**Collected data entries:**
--------------------------------------------------
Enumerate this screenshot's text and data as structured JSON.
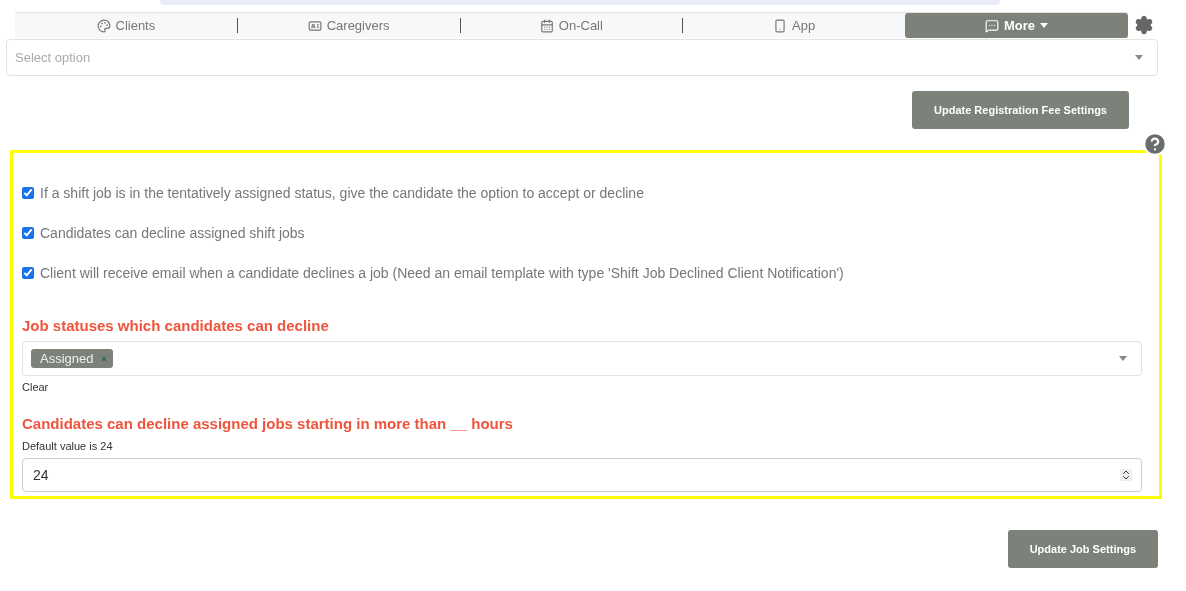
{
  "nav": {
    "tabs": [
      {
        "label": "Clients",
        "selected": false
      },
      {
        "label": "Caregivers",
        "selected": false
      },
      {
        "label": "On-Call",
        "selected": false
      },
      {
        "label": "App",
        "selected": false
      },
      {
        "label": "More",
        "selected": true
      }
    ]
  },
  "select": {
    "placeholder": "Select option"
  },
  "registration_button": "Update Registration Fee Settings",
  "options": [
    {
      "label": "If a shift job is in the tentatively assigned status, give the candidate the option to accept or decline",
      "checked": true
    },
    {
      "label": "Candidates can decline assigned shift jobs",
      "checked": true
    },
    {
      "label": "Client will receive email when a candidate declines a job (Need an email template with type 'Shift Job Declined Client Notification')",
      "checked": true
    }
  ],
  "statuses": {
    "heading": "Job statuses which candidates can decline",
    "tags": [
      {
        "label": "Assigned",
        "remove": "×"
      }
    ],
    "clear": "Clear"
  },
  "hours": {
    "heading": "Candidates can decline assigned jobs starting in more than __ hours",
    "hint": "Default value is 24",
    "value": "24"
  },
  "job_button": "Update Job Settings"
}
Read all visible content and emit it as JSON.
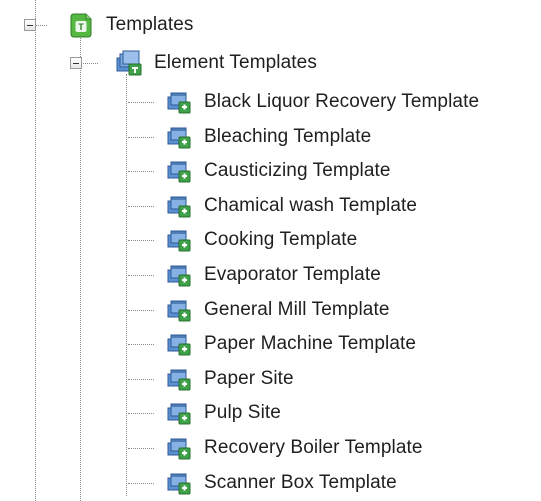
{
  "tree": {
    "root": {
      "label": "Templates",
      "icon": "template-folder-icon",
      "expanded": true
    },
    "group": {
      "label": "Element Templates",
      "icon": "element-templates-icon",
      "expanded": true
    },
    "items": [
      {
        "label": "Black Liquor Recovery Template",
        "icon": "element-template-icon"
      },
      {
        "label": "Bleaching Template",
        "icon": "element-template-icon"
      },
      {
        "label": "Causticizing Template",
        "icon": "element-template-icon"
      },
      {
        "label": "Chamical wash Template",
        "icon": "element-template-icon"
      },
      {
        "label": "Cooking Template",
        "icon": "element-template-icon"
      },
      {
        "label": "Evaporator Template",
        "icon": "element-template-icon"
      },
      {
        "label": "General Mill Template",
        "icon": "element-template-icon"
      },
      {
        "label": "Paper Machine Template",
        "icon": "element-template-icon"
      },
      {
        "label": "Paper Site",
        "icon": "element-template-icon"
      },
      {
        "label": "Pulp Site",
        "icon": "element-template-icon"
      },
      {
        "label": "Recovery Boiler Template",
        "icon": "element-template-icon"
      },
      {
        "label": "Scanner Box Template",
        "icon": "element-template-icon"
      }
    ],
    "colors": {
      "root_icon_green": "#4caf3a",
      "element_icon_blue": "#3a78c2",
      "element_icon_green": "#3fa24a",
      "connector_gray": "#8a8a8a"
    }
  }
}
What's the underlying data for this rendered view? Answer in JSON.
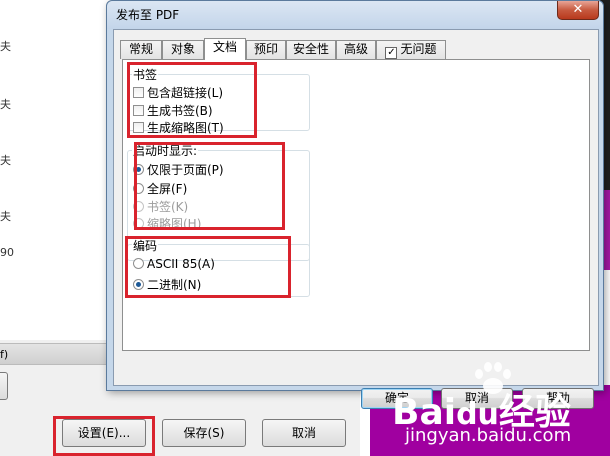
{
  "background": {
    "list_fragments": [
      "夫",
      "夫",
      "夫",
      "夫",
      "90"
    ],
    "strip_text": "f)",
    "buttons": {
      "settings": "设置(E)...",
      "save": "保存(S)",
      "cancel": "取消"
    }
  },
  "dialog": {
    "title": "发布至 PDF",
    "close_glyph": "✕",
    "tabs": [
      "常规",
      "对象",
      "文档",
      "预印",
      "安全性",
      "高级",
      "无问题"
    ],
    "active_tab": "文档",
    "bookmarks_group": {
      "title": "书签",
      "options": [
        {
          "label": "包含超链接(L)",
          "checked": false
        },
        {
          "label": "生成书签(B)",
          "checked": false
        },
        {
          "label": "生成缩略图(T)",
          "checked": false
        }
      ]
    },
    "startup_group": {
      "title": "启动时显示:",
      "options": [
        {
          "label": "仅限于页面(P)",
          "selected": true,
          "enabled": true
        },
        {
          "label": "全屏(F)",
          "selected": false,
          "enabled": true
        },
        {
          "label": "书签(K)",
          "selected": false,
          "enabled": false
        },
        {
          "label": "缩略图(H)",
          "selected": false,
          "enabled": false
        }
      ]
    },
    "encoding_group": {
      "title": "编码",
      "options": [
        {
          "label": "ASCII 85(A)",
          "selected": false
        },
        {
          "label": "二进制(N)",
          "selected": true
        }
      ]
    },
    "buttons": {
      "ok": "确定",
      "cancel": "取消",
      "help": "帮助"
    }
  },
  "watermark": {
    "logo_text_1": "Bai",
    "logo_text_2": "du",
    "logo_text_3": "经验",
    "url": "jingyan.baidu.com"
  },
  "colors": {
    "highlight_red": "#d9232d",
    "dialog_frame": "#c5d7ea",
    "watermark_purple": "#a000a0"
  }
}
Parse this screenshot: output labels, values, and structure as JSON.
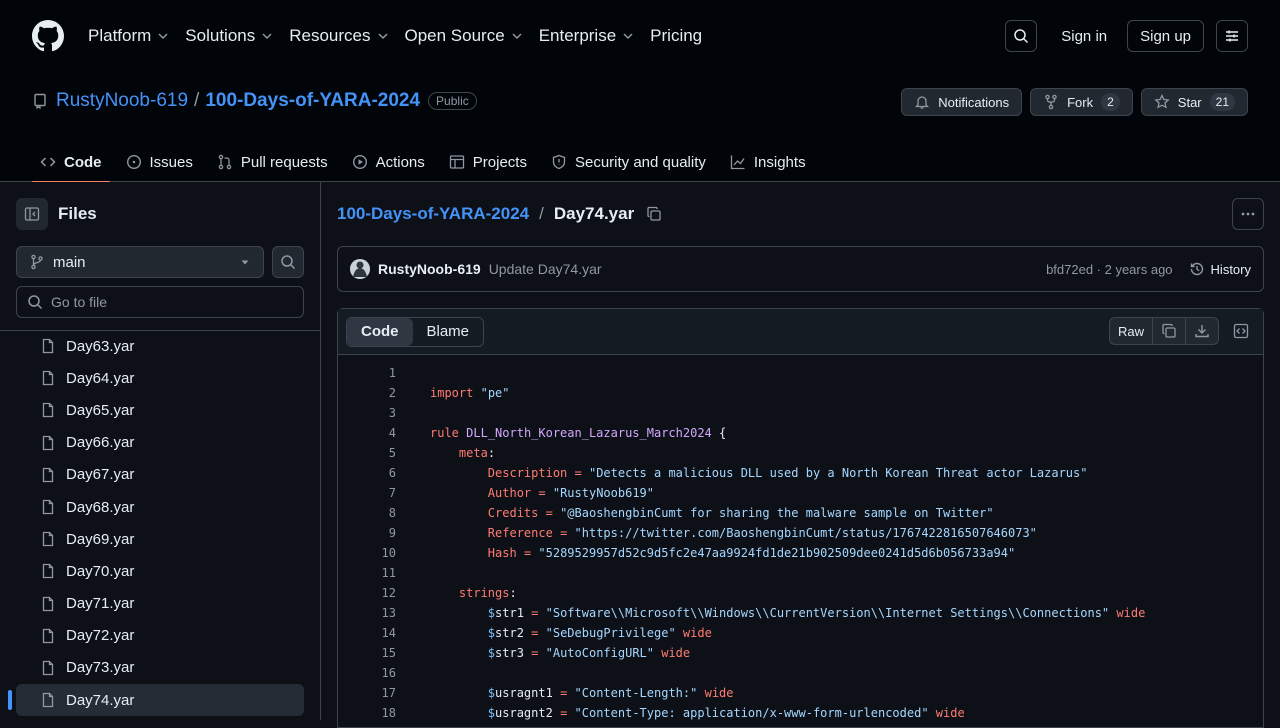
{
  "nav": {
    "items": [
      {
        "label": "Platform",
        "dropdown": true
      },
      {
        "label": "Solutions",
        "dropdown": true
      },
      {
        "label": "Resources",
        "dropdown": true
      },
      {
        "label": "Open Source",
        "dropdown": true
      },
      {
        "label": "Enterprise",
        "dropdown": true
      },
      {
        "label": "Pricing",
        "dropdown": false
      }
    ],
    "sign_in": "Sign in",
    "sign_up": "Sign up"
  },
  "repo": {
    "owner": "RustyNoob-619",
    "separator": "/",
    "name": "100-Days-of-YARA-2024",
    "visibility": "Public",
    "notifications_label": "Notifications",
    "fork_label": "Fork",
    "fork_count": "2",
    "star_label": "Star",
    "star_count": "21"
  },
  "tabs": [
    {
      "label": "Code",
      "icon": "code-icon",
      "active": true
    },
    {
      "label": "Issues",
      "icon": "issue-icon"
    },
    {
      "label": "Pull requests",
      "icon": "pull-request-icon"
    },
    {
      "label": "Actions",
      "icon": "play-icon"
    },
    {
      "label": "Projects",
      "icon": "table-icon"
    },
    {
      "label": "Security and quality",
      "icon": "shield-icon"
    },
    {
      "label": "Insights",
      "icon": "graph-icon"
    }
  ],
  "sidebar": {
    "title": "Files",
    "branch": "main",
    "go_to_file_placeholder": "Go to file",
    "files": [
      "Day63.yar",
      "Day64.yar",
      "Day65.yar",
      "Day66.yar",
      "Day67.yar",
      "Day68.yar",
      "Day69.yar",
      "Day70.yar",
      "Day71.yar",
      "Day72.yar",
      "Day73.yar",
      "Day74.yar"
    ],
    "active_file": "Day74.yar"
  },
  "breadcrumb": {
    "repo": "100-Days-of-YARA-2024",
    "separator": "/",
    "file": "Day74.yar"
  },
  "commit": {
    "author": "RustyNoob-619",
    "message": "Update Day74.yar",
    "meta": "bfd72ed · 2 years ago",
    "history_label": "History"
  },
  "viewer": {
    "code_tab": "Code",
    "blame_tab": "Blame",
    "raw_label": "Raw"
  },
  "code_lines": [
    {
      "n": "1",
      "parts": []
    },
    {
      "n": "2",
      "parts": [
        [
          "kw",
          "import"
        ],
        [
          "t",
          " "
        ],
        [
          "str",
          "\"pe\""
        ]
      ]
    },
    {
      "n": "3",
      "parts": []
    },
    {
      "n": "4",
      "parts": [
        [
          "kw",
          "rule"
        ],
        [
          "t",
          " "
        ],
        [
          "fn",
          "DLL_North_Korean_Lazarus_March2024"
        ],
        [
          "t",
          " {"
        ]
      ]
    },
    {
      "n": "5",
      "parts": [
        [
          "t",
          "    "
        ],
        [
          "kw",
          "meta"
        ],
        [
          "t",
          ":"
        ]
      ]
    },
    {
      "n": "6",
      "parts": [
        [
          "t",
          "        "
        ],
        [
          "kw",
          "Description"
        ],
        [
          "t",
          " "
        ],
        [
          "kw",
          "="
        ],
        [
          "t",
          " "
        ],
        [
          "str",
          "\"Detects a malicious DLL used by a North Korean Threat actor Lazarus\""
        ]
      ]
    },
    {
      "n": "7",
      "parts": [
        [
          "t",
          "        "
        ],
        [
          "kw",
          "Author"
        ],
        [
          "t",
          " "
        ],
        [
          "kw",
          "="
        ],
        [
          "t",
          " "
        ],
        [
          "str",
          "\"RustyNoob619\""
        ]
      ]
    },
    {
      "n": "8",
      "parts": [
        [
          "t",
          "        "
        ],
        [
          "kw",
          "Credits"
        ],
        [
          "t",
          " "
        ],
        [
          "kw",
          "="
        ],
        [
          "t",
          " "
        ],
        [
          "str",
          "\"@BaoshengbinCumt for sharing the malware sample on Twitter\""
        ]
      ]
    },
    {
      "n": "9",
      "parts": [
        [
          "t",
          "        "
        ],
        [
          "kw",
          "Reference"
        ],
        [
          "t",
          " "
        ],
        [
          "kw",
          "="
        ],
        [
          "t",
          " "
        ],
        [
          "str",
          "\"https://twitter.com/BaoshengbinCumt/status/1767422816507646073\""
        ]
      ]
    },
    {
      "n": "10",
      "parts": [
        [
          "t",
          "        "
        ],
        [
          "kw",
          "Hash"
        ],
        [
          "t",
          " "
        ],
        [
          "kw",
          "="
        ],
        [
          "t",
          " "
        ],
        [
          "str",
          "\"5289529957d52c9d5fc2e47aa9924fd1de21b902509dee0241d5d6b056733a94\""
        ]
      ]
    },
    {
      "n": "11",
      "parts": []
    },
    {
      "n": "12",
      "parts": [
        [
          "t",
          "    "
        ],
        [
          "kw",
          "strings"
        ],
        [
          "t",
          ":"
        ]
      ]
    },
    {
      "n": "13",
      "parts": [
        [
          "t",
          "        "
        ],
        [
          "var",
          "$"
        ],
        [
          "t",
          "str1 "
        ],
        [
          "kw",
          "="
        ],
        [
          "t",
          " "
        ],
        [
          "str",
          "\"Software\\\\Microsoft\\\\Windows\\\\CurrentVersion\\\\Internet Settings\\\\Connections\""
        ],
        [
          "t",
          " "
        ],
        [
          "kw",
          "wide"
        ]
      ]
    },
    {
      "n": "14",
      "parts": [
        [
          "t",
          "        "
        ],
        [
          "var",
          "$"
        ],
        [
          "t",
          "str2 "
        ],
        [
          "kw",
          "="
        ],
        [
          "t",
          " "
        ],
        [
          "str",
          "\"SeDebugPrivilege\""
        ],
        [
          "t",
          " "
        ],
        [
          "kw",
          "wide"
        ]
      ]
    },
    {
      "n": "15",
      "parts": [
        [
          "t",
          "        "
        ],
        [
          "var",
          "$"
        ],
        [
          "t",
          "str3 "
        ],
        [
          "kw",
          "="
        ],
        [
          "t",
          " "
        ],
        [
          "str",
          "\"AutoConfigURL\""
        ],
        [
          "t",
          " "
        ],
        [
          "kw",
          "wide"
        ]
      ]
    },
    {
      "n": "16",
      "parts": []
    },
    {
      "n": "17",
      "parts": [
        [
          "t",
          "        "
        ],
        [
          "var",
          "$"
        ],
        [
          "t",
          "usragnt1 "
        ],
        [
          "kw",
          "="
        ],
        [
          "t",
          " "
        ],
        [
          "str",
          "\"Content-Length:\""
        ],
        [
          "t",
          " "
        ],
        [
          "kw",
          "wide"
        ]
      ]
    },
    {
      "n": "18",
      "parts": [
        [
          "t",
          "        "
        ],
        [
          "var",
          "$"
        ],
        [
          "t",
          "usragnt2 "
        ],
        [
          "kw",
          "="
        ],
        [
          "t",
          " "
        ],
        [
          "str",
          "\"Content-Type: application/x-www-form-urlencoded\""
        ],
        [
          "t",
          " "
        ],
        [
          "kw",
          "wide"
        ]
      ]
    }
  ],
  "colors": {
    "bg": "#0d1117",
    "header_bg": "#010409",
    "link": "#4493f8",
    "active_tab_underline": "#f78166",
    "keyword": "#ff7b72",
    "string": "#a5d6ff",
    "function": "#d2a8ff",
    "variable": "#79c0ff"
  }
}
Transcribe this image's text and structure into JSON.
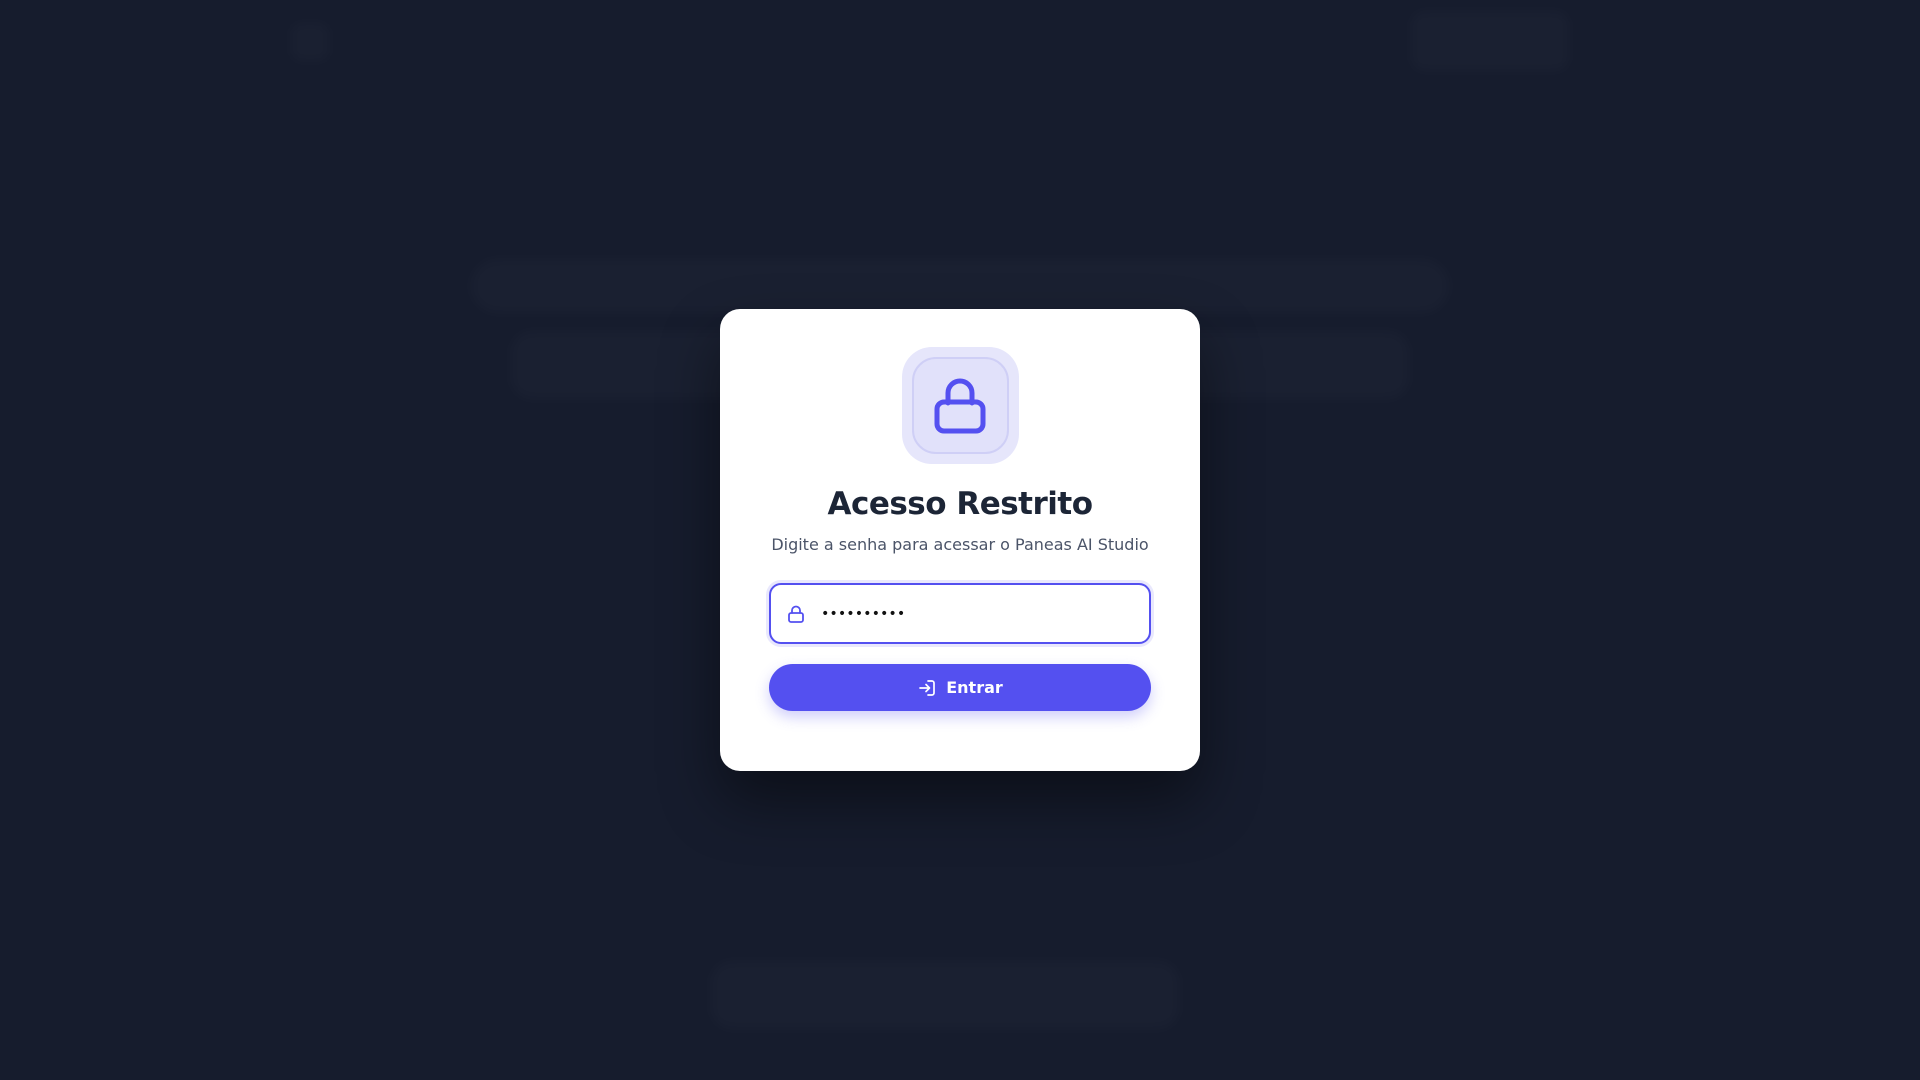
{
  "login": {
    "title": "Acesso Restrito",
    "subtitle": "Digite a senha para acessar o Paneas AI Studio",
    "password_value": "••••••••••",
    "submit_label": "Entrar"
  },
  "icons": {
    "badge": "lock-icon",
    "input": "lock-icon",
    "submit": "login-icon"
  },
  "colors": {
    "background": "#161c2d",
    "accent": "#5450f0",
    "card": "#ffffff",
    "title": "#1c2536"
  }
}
--------------------------------------------------
**Written task:** Using the listing above, copy exactly the lines from the one that contains "Transcribe this image's" through its last line, both included, but not the pictures.

**The solution:**
Transcribe this image's text and structure into JSON.
{
  "login": {
    "title": "Acesso Restrito",
    "subtitle": "Digite a senha para acessar o Paneas AI Studio",
    "password_value": "••••••••••",
    "submit_label": "Entrar"
  },
  "icons": {
    "badge": "lock-icon",
    "input": "lock-icon",
    "submit": "login-icon"
  },
  "colors": {
    "background": "#161c2d",
    "accent": "#5450f0",
    "card": "#ffffff",
    "title": "#1c2536"
  }
}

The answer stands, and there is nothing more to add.